_Task instructions_. Among the entries, which lines carry the string "used"? Copy each of them.

START Task data

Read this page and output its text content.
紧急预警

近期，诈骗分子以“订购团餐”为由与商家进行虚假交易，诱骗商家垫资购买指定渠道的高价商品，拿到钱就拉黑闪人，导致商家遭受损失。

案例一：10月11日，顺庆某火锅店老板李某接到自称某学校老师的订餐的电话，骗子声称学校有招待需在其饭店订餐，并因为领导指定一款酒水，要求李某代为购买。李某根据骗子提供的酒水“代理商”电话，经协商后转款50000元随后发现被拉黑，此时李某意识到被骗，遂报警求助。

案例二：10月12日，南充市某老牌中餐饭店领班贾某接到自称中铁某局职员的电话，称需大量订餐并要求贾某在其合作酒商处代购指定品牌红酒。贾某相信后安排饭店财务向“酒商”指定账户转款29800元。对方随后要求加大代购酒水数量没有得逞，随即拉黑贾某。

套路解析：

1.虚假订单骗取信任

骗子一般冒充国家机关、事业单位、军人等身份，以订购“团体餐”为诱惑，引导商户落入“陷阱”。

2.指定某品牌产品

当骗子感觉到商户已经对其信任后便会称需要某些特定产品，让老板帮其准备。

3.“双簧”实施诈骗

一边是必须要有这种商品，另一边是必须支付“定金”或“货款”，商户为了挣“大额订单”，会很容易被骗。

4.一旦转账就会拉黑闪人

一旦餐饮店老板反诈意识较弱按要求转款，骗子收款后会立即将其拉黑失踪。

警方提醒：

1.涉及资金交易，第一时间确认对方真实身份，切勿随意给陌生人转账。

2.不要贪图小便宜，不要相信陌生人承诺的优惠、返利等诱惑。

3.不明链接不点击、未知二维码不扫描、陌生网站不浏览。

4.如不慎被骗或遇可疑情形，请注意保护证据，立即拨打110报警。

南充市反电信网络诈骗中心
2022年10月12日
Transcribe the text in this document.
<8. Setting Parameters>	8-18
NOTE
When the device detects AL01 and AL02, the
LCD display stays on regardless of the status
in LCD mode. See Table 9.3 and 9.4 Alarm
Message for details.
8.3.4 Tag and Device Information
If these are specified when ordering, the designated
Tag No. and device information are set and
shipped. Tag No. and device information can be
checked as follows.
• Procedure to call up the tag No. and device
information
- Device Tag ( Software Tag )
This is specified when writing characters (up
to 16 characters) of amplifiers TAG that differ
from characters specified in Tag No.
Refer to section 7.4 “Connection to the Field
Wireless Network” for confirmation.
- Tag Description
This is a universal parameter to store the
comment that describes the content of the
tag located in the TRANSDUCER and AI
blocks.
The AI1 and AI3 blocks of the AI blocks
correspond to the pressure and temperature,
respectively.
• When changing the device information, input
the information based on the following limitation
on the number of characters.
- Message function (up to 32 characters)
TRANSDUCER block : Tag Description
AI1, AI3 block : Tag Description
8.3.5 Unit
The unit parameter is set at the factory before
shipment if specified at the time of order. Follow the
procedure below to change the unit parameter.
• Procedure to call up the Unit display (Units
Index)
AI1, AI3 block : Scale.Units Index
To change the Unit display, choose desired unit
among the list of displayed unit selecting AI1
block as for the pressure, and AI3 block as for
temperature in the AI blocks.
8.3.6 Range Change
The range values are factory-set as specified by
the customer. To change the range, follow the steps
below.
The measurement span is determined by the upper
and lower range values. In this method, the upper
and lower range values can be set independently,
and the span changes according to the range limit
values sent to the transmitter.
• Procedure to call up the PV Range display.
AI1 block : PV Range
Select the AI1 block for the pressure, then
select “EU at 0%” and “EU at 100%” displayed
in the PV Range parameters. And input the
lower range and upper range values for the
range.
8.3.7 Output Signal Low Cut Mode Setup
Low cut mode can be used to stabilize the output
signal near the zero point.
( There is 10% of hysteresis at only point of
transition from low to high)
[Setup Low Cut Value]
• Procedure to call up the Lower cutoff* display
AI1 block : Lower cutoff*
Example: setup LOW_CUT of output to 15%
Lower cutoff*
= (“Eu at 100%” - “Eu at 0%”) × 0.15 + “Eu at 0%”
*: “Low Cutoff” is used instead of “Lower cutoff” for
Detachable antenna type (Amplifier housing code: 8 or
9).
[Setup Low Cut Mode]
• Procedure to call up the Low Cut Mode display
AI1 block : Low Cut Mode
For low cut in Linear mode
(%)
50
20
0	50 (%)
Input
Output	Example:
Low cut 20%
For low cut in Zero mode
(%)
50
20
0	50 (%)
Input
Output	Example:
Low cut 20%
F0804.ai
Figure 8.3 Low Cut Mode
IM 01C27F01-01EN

END Task data

_Result for this exercise_.
Low cut mode can be used to stabilize the output
*: “Low Cutoff” is used instead of “Lower cutoff” for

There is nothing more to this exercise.